§ **Task statement**: Look through the material and tally each line bearing the word "Огневское". Give only the total.
——
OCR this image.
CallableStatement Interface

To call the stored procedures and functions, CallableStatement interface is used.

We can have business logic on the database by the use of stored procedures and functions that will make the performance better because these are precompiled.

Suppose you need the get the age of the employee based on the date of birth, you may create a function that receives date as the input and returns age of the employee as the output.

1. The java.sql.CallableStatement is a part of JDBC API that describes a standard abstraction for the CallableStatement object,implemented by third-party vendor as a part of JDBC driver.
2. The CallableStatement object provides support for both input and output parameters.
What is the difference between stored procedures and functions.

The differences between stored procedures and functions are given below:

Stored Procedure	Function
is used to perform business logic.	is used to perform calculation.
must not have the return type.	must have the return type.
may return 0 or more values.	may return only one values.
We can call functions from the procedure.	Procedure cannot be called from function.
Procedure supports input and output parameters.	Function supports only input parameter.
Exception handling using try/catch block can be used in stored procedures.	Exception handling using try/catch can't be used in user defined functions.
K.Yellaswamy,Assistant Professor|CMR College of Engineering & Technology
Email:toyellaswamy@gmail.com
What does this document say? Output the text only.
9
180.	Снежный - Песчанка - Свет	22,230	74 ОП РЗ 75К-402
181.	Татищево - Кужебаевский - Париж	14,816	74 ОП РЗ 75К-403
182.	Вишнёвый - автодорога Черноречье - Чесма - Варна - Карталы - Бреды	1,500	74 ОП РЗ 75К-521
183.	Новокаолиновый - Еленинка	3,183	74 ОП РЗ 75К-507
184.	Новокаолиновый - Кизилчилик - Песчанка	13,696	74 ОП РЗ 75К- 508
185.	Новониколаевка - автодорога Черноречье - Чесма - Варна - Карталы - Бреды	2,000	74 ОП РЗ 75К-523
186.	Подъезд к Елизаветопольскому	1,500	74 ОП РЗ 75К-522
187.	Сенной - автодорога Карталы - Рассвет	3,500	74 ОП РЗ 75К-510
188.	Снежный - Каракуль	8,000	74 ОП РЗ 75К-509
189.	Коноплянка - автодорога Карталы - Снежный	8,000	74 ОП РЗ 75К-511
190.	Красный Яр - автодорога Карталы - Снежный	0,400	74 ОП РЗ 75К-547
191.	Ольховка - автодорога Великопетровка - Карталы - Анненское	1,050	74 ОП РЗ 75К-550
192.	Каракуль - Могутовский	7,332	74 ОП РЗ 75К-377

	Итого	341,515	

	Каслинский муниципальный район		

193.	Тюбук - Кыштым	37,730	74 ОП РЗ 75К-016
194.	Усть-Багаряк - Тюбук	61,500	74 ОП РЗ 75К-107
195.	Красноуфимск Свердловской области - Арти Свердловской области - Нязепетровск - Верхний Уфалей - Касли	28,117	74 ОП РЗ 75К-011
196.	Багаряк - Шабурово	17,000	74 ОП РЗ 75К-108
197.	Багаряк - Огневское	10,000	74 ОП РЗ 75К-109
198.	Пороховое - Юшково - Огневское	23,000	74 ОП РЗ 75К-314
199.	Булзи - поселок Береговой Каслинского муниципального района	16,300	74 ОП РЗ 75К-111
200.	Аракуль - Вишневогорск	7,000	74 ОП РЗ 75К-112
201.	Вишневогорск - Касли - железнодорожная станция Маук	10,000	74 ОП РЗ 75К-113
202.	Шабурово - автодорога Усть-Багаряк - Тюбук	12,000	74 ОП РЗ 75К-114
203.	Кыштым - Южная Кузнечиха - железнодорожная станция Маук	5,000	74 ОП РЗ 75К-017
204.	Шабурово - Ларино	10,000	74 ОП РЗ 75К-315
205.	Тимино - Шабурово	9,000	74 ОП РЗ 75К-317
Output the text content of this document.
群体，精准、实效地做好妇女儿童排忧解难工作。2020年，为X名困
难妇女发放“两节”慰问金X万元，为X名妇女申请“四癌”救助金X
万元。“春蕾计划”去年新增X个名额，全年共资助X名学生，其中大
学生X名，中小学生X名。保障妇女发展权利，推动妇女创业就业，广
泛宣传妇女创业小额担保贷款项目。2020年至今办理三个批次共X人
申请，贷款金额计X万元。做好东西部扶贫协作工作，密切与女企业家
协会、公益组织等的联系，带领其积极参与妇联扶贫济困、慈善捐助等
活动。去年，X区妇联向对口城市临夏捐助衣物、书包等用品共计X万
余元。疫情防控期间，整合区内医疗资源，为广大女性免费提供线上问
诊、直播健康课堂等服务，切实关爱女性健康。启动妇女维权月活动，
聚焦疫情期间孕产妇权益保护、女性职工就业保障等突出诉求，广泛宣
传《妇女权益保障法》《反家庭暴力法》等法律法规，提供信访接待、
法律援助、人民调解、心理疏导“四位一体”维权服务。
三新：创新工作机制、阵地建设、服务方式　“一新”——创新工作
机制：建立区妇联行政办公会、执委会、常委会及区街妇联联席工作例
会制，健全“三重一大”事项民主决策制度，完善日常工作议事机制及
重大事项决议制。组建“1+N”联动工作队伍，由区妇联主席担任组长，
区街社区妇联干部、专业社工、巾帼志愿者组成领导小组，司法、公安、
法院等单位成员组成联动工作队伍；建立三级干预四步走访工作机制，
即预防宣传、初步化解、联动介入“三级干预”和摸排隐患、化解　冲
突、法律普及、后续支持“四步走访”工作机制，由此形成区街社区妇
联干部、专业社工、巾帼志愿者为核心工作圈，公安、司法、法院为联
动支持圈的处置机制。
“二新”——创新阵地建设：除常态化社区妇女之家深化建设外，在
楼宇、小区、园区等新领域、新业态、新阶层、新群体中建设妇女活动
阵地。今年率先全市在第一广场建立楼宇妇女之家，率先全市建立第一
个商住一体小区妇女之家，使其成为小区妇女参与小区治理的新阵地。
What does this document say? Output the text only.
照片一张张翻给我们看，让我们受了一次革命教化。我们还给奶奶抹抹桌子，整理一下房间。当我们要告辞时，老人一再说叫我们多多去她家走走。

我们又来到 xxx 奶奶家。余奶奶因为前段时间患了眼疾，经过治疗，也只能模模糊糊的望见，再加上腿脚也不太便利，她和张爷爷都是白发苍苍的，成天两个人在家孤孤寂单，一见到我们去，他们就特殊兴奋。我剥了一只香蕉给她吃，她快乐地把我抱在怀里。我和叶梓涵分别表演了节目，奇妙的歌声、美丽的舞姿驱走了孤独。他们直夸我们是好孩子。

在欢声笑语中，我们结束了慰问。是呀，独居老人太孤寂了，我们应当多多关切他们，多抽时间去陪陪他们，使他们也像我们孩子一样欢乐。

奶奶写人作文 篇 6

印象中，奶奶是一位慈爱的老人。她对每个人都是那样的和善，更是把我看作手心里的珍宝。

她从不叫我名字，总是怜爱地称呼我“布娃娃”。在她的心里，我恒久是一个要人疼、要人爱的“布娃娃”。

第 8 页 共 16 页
——
§ **Output for this task**: 2